GIVEN INSTRUCTION: Transcribe all the records exactly and omit any images they hold.

Records that describe figures:
** START **

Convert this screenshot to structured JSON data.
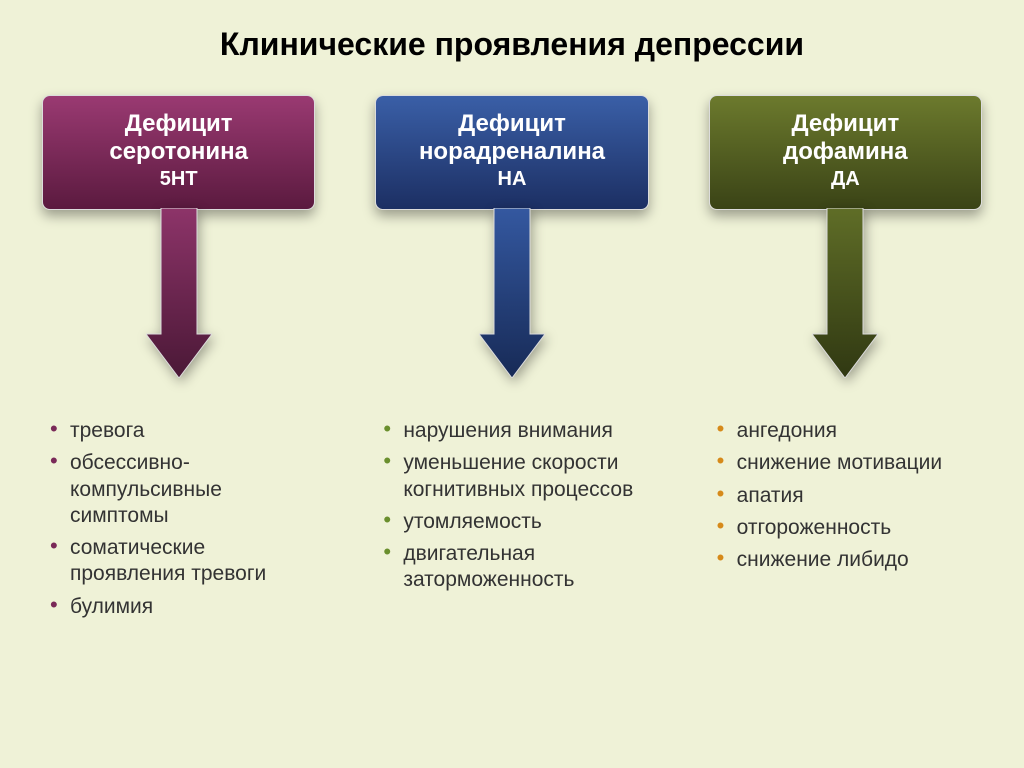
{
  "background_color": "#eff2d7",
  "title": {
    "text": "Клинические проявления депрессии",
    "color": "#000000",
    "fontsize": 32
  },
  "layout": {
    "column_gap": 60,
    "card_radius": 8,
    "card_shadow": "0 6px 12px rgba(0,0,0,0.35)"
  },
  "arrow": {
    "height": 170,
    "shaft_width": 36,
    "head_width": 66,
    "head_height": 44
  },
  "card_text": {
    "color": "#ffffff",
    "line_fontsize": 24,
    "sub_fontsize": 20
  },
  "bullet_text": {
    "color": "#333333",
    "fontsize": 21
  },
  "columns": [
    {
      "id": "serotonin",
      "card_lines": [
        "Дефицит",
        "серотонина",
        "5НТ"
      ],
      "gradient_top": "#9a3a72",
      "gradient_bottom": "#5b1a3f",
      "border_color": "#dcdcdc",
      "arrow_top": "#8d3469",
      "arrow_bottom": "#4a1836",
      "bullet_color": "#7a2a58",
      "items": [
        "тревога",
        "обсессивно-компульсивные симптомы",
        "соматические проявления тревоги",
        "булимия"
      ]
    },
    {
      "id": "noradrenaline",
      "card_lines": [
        "Дефицит",
        "норадреналина",
        "НА"
      ],
      "gradient_top": "#3a5fa7",
      "gradient_bottom": "#1c2f63",
      "border_color": "#dcdcdc",
      "arrow_top": "#3458a0",
      "arrow_bottom": "#172a56",
      "bullet_color": "#6a8f2d",
      "items": [
        "нарушения внимания",
        "уменьшение скорости когнитивных процессов",
        "утомляемость",
        "двигательная заторможенность"
      ]
    },
    {
      "id": "dopamine",
      "card_lines": [
        "Дефицит",
        "дофамина",
        "ДА"
      ],
      "gradient_top": "#6c7a2d",
      "gradient_bottom": "#3a4316",
      "border_color": "#dcdcdc",
      "arrow_top": "#5f6d27",
      "arrow_bottom": "#303812",
      "bullet_color": "#d68a1a",
      "items": [
        "ангедония",
        "снижение мотивации",
        "апатия",
        "отгороженность",
        "снижение либидо"
      ]
    }
  ]
}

** END **

SOLUTION TO THIS EXERCISE:
Convert this screenshot to structured JSON data.
{
  "background_color": "#eff2d7",
  "title": {
    "text": "Клинические проявления депрессии",
    "color": "#000000",
    "fontsize": 32
  },
  "layout": {
    "column_gap": 60,
    "card_radius": 8,
    "card_shadow": "0 6px 12px rgba(0,0,0,0.35)"
  },
  "arrow": {
    "height": 170,
    "shaft_width": 36,
    "head_width": 66,
    "head_height": 44
  },
  "card_text": {
    "color": "#ffffff",
    "line_fontsize": 24,
    "sub_fontsize": 20
  },
  "bullet_text": {
    "color": "#333333",
    "fontsize": 21
  },
  "columns": [
    {
      "id": "serotonin",
      "card_lines": [
        "Дефицит",
        "серотонина",
        "5НТ"
      ],
      "gradient_top": "#9a3a72",
      "gradient_bottom": "#5b1a3f",
      "border_color": "#dcdcdc",
      "arrow_top": "#8d3469",
      "arrow_bottom": "#4a1836",
      "bullet_color": "#7a2a58",
      "items": [
        "тревога",
        "обсессивно-компульсивные симптомы",
        "соматические проявления тревоги",
        "булимия"
      ]
    },
    {
      "id": "noradrenaline",
      "card_lines": [
        "Дефицит",
        "норадреналина",
        "НА"
      ],
      "gradient_top": "#3a5fa7",
      "gradient_bottom": "#1c2f63",
      "border_color": "#dcdcdc",
      "arrow_top": "#3458a0",
      "arrow_bottom": "#172a56",
      "bullet_color": "#6a8f2d",
      "items": [
        "нарушения внимания",
        "уменьшение скорости когнитивных процессов",
        "утомляемость",
        "двигательная заторможенность"
      ]
    },
    {
      "id": "dopamine",
      "card_lines": [
        "Дефицит",
        "дофамина",
        "ДА"
      ],
      "gradient_top": "#6c7a2d",
      "gradient_bottom": "#3a4316",
      "border_color": "#dcdcdc",
      "arrow_top": "#5f6d27",
      "arrow_bottom": "#303812",
      "bullet_color": "#d68a1a",
      "items": [
        "ангедония",
        "снижение мотивации",
        "апатия",
        "отгороженность",
        "снижение либидо"
      ]
    }
  ]
}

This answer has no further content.